Stated exercise: Across the data below, how many lines hold "莎车县亚喀艾日克乡人民政府"? Answer with that number and nothing else.

[Saved data entries]
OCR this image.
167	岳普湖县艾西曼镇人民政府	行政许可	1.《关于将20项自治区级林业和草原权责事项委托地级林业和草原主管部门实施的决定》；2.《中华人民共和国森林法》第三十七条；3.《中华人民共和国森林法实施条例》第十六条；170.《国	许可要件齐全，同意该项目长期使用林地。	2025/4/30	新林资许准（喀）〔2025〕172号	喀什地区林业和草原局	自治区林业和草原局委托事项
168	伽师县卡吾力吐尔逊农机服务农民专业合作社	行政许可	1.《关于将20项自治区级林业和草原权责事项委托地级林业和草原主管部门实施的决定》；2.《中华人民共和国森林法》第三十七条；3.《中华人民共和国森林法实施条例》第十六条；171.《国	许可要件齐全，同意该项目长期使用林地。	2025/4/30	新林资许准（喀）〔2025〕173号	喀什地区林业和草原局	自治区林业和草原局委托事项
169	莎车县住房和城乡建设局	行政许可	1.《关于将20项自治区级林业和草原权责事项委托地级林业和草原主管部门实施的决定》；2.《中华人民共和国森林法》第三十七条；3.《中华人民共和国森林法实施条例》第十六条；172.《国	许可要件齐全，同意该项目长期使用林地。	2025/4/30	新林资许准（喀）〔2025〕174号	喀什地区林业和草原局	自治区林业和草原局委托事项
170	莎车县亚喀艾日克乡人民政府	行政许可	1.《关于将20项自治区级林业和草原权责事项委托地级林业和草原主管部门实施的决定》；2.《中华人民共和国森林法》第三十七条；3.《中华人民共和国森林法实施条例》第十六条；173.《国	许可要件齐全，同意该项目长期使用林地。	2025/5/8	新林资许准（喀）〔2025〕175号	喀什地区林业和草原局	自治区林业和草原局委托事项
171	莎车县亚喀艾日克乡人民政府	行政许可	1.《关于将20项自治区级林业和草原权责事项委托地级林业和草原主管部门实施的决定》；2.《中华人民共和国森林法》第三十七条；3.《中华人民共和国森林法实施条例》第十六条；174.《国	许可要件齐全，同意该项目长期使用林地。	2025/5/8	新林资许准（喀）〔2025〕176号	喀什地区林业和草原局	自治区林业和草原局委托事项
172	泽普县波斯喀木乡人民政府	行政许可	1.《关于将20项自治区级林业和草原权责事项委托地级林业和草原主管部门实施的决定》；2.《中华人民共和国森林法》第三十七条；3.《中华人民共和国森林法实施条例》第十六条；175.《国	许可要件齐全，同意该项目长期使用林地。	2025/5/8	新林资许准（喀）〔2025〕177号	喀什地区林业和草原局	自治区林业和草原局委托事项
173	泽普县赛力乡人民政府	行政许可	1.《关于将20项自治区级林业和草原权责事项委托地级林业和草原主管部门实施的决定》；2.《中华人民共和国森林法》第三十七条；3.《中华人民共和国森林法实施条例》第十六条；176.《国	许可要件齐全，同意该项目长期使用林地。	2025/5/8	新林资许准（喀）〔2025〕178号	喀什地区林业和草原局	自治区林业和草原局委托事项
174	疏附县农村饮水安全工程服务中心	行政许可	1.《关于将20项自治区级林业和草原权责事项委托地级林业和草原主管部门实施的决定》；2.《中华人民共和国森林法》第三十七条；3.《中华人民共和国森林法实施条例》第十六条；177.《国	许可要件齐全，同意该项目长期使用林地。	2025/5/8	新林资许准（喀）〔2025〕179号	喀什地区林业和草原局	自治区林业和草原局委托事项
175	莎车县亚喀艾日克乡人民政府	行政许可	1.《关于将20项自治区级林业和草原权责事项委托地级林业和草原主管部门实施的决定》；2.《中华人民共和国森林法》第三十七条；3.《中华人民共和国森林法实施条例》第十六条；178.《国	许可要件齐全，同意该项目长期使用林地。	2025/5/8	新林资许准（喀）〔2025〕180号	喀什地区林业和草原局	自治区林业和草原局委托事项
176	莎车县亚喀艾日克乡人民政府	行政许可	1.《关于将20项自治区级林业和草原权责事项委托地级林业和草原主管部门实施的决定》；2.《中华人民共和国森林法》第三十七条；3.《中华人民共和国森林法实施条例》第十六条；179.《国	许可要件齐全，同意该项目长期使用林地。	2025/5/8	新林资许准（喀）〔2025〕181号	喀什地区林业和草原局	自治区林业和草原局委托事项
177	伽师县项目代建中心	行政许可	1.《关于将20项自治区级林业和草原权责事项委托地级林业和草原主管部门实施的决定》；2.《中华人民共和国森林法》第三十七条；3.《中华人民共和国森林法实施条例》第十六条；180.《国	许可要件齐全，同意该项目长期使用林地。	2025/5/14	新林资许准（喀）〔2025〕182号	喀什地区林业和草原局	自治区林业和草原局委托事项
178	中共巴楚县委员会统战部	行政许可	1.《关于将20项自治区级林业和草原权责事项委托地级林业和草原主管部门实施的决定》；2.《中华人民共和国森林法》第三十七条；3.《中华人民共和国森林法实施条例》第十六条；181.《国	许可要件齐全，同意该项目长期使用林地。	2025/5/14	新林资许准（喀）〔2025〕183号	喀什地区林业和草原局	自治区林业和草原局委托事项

The solution: 4